-- BEGIN --

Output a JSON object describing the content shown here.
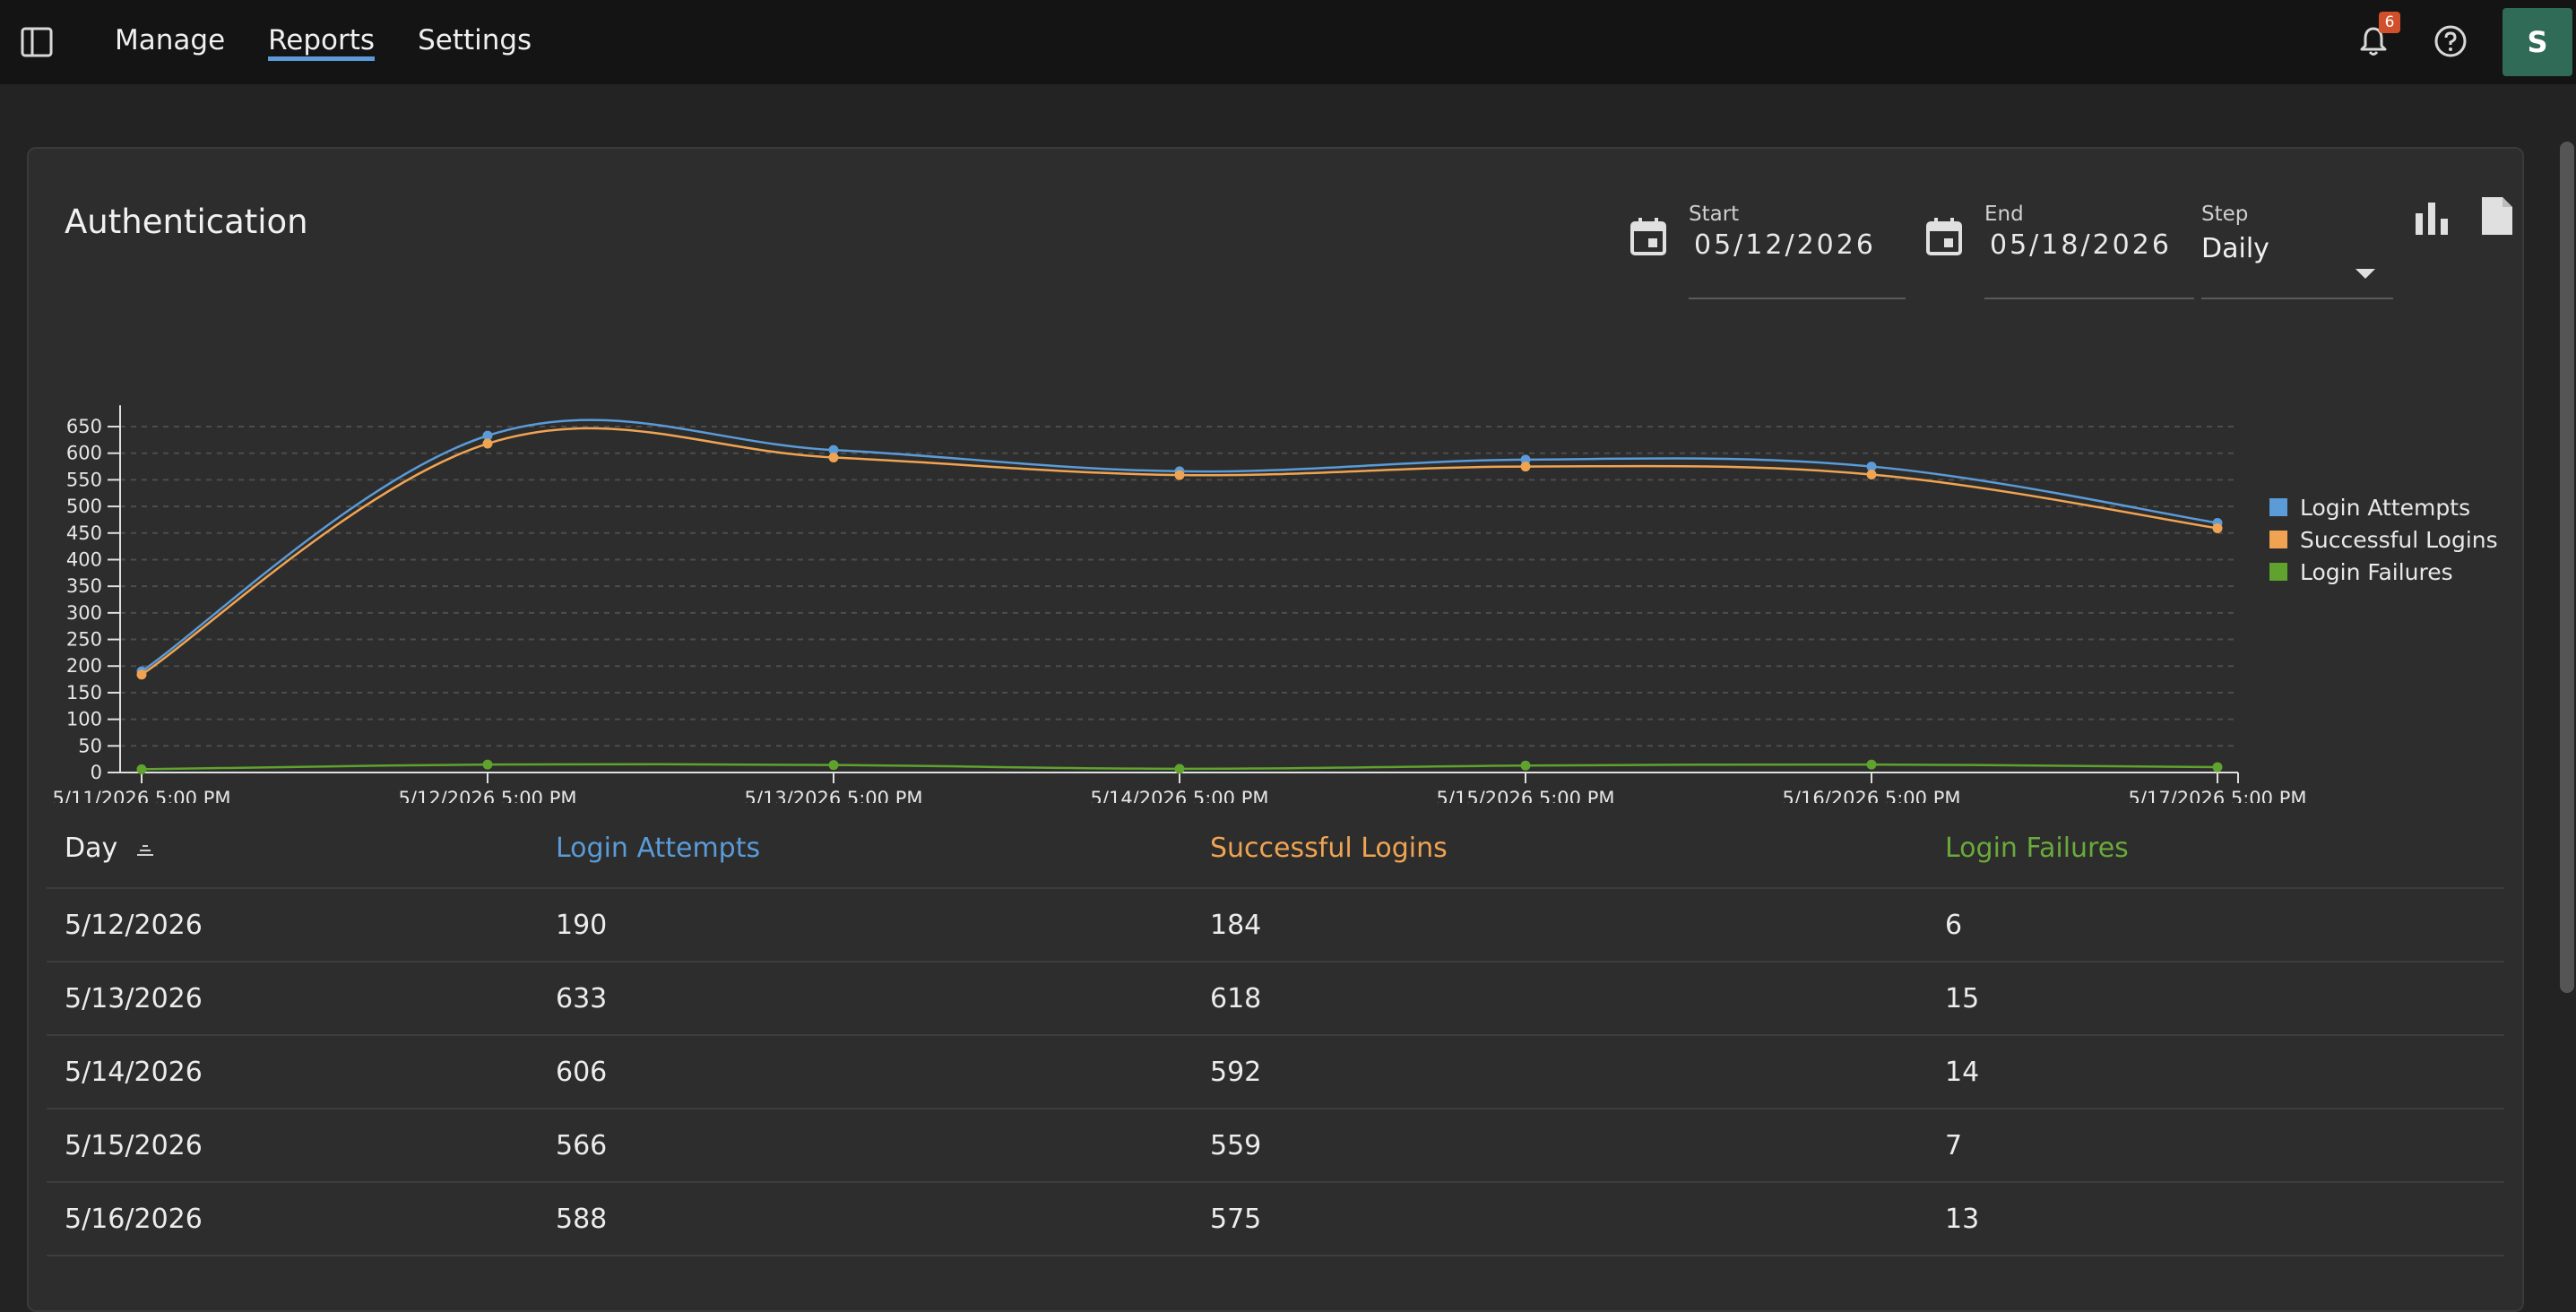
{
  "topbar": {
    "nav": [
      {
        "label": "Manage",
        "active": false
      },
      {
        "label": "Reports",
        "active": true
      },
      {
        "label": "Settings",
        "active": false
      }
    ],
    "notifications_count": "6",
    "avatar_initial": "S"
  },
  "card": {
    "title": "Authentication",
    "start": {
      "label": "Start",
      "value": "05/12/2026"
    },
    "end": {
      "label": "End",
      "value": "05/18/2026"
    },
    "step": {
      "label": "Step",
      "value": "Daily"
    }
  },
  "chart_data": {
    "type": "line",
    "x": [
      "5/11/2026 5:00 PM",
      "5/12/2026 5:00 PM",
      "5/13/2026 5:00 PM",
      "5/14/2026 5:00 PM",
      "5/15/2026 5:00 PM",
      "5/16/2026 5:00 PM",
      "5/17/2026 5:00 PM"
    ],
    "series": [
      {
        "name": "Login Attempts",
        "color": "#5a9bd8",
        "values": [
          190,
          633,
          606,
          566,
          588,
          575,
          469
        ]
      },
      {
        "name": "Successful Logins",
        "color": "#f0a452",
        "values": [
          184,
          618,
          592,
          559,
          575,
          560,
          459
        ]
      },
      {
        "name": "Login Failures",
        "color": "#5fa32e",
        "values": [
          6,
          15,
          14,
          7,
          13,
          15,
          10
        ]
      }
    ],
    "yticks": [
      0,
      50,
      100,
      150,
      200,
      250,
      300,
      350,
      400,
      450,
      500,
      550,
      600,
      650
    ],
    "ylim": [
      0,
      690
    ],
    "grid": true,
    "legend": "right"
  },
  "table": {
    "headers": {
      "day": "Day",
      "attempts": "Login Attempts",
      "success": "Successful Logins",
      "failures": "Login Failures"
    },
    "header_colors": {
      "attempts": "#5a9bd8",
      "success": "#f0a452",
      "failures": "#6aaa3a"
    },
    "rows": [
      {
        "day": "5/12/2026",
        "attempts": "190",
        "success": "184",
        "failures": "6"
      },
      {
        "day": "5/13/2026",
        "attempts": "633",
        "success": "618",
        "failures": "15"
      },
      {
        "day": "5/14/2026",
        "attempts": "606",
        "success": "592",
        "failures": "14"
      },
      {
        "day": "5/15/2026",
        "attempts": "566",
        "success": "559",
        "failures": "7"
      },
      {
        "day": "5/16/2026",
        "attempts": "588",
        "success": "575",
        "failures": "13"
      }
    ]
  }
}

-- END --

Written exercise. Where a line of the records above holds the word "Successful", copy that line.

Expected answer.
        "name": "Successful Logins",
      "success": "Successful Logins",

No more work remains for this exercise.